▸ **Set exercise**: Write out the listing in full, matching it word for word.

▸ **Records shown**:

--------------------------------

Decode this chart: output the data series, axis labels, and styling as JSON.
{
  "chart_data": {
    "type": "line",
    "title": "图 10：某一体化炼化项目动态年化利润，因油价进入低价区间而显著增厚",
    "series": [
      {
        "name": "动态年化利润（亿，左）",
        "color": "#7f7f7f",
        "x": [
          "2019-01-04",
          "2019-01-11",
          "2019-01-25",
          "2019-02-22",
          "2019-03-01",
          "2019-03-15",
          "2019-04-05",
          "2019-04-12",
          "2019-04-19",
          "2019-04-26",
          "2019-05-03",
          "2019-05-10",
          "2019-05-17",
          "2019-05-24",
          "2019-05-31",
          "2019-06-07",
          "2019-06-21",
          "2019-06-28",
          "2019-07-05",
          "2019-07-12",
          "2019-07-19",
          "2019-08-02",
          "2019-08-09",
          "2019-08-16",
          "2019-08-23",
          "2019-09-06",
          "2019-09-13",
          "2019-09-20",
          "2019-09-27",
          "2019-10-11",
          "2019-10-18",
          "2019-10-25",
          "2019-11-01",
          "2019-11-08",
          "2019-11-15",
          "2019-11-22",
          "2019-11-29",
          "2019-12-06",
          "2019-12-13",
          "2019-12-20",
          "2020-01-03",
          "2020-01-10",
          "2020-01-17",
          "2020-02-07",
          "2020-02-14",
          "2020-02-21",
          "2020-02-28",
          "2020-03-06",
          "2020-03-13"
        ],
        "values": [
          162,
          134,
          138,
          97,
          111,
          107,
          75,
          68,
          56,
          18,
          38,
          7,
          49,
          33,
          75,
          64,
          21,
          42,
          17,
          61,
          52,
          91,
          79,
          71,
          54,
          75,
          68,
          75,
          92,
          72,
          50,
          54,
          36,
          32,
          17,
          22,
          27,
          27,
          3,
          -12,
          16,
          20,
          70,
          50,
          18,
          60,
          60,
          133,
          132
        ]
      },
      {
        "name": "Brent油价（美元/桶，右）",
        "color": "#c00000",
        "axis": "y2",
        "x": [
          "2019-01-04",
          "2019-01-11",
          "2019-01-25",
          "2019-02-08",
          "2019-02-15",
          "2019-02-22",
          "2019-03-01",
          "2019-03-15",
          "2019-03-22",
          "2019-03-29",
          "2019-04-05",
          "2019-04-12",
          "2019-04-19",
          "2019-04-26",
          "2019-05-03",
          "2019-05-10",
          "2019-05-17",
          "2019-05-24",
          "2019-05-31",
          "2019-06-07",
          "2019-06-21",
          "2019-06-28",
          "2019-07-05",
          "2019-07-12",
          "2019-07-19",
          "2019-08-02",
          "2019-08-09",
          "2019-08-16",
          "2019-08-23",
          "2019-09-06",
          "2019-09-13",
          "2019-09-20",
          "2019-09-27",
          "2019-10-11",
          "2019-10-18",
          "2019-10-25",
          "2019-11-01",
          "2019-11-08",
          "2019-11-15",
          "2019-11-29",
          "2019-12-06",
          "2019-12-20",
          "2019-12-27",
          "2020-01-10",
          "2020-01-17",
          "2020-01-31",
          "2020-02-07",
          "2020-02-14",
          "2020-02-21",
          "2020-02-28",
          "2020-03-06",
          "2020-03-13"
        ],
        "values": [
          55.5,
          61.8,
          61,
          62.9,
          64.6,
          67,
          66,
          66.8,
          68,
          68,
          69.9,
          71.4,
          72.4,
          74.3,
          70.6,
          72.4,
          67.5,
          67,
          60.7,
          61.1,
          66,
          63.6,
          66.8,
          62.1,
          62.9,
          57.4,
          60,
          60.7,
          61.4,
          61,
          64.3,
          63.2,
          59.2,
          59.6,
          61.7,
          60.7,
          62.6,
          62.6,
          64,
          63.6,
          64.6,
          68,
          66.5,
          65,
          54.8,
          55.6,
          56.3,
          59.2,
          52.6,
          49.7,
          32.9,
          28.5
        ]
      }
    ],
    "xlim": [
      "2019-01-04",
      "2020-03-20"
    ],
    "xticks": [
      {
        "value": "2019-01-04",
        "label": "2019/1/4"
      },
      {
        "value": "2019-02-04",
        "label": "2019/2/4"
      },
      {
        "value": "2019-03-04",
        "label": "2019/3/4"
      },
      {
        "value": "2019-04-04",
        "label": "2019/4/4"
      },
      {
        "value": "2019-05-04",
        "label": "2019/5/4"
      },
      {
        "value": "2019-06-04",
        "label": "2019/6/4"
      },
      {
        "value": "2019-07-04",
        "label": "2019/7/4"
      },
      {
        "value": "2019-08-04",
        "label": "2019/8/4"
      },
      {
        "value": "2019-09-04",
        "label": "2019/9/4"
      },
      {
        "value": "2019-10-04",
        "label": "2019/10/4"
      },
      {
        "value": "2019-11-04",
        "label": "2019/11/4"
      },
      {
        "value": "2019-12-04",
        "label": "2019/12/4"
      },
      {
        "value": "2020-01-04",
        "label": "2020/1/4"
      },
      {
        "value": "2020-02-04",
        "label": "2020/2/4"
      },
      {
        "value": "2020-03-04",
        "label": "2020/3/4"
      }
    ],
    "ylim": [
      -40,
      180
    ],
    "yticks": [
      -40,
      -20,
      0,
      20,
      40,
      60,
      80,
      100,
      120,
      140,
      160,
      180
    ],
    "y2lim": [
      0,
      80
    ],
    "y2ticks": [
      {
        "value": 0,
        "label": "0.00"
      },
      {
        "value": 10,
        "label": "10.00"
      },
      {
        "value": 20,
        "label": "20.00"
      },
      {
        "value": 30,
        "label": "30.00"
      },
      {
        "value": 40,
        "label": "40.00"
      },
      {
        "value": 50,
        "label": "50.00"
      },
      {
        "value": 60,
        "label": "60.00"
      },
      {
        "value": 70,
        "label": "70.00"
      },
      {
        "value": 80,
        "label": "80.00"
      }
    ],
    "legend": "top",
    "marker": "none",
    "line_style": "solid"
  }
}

--------------------------------

▸ **Response**:
Decode this chart: output the data series, axis labels, and styling as JSON.
{
  "chart_data": {
    "type": "line",
    "title": "图 10：某一体化炼化项目动态年化利润，因油价进入低价区间而显著增厚",
    "series": [
      {
        "name": "动态年化利润（亿，左）",
        "color": "#7f7f7f",
        "x": [
          "2019-01-04",
          "2019-01-11",
          "2019-01-25",
          "2019-02-22",
          "2019-03-01",
          "2019-03-15",
          "2019-04-05",
          "2019-04-12",
          "2019-04-19",
          "2019-04-26",
          "2019-05-03",
          "2019-05-10",
          "2019-05-17",
          "2019-05-24",
          "2019-05-31",
          "2019-06-07",
          "2019-06-21",
          "2019-06-28",
          "2019-07-05",
          "2019-07-12",
          "2019-07-19",
          "2019-08-02",
          "2019-08-09",
          "2019-08-16",
          "2019-08-23",
          "2019-09-06",
          "2019-09-13",
          "2019-09-20",
          "2019-09-27",
          "2019-10-11",
          "2019-10-18",
          "2019-10-25",
          "2019-11-01",
          "2019-11-08",
          "2019-11-15",
          "2019-11-22",
          "2019-11-29",
          "2019-12-06",
          "2019-12-13",
          "2019-12-20",
          "2020-01-03",
          "2020-01-10",
          "2020-01-17",
          "2020-02-07",
          "2020-02-14",
          "2020-02-21",
          "2020-02-28",
          "2020-03-06",
          "2020-03-13"
        ],
        "values": [
          162,
          134,
          138,
          97,
          111,
          107,
          75,
          68,
          56,
          18,
          38,
          7,
          49,
          33,
          75,
          64,
          21,
          42,
          17,
          61,
          52,
          91,
          79,
          71,
          54,
          75,
          68,
          75,
          92,
          72,
          50,
          54,
          36,
          32,
          17,
          22,
          27,
          27,
          3,
          -12,
          16,
          20,
          70,
          50,
          18,
          60,
          60,
          133,
          132
        ]
      },
      {
        "name": "Brent油价（美元/桶，右）",
        "color": "#c00000",
        "axis": "y2",
        "x": [
          "2019-01-04",
          "2019-01-11",
          "2019-01-25",
          "2019-02-08",
          "2019-02-15",
          "2019-02-22",
          "2019-03-01",
          "2019-03-15",
          "2019-03-22",
          "2019-03-29",
          "2019-04-05",
          "2019-04-12",
          "2019-04-19",
          "2019-04-26",
          "2019-05-03",
          "2019-05-10",
          "2019-05-17",
          "2019-05-24",
          "2019-05-31",
          "2019-06-07",
          "2019-06-21",
          "2019-06-28",
          "2019-07-05",
          "2019-07-12",
          "2019-07-19",
          "2019-08-02",
          "2019-08-09",
          "2019-08-16",
          "2019-08-23",
          "2019-09-06",
          "2019-09-13",
          "2019-09-20",
          "2019-09-27",
          "2019-10-11",
          "2019-10-18",
          "2019-10-25",
          "2019-11-01",
          "2019-11-08",
          "2019-11-15",
          "2019-11-29",
          "2019-12-06",
          "2019-12-20",
          "2019-12-27",
          "2020-01-10",
          "2020-01-17",
          "2020-01-31",
          "2020-02-07",
          "2020-02-14",
          "2020-02-21",
          "2020-02-28",
          "2020-03-06",
          "2020-03-13"
        ],
        "values": [
          55.5,
          61.8,
          61,
          62.9,
          64.6,
          67,
          66,
          66.8,
          68,
          68,
          69.9,
          71.4,
          72.4,
          74.3,
          70.6,
          72.4,
          67.5,
          67,
          60.7,
          61.1,
          66,
          63.6,
          66.8,
          62.1,
          62.9,
          57.4,
          60,
          60.7,
          61.4,
          61,
          64.3,
          63.2,
          59.2,
          59.6,
          61.7,
          60.7,
          62.6,
          62.6,
          64,
          63.6,
          64.6,
          68,
          66.5,
          65,
          54.8,
          55.6,
          56.3,
          59.2,
          52.6,
          49.7,
          32.9,
          28.5
        ]
      }
    ],
    "xlim": [
      "2019-01-04",
      "2020-03-20"
    ],
    "xticks": [
      {
        "value": "2019-01-04",
        "label": "2019/1/4"
      },
      {
        "value": "2019-02-04",
        "label": "2019/2/4"
      },
      {
        "value": "2019-03-04",
        "label": "2019/3/4"
      },
      {
        "value": "2019-04-04",
        "label": "2019/4/4"
      },
      {
        "value": "2019-05-04",
        "label": "2019/5/4"
      },
      {
        "value": "2019-06-04",
        "label": "2019/6/4"
      },
      {
        "value": "2019-07-04",
        "label": "2019/7/4"
      },
      {
        "value": "2019-08-04",
        "label": "2019/8/4"
      },
      {
        "value": "2019-09-04",
        "label": "2019/9/4"
      },
      {
        "value": "2019-10-04",
        "label": "2019/10/4"
      },
      {
        "value": "2019-11-04",
        "label": "2019/11/4"
      },
      {
        "value": "2019-12-04",
        "label": "2019/12/4"
      },
      {
        "value": "2020-01-04",
        "label": "2020/1/4"
      },
      {
        "value": "2020-02-04",
        "label": "2020/2/4"
      },
      {
        "value": "2020-03-04",
        "label": "2020/3/4"
      }
    ],
    "ylim": [
      -40,
      180
    ],
    "yticks": [
      -40,
      -20,
      0,
      20,
      40,
      60,
      80,
      100,
      120,
      140,
      160,
      180
    ],
    "y2lim": [
      0,
      80
    ],
    "y2ticks": [
      {
        "value": 0,
        "label": "0.00"
      },
      {
        "value": 10,
        "label": "10.00"
      },
      {
        "value": 20,
        "label": "20.00"
      },
      {
        "value": 30,
        "label": "30.00"
      },
      {
        "value": 40,
        "label": "40.00"
      },
      {
        "value": 50,
        "label": "50.00"
      },
      {
        "value": 60,
        "label": "60.00"
      },
      {
        "value": 70,
        "label": "70.00"
      },
      {
        "value": 80,
        "label": "80.00"
      }
    ],
    "legend": "top",
    "marker": "none",
    "line_style": "solid"
  }
}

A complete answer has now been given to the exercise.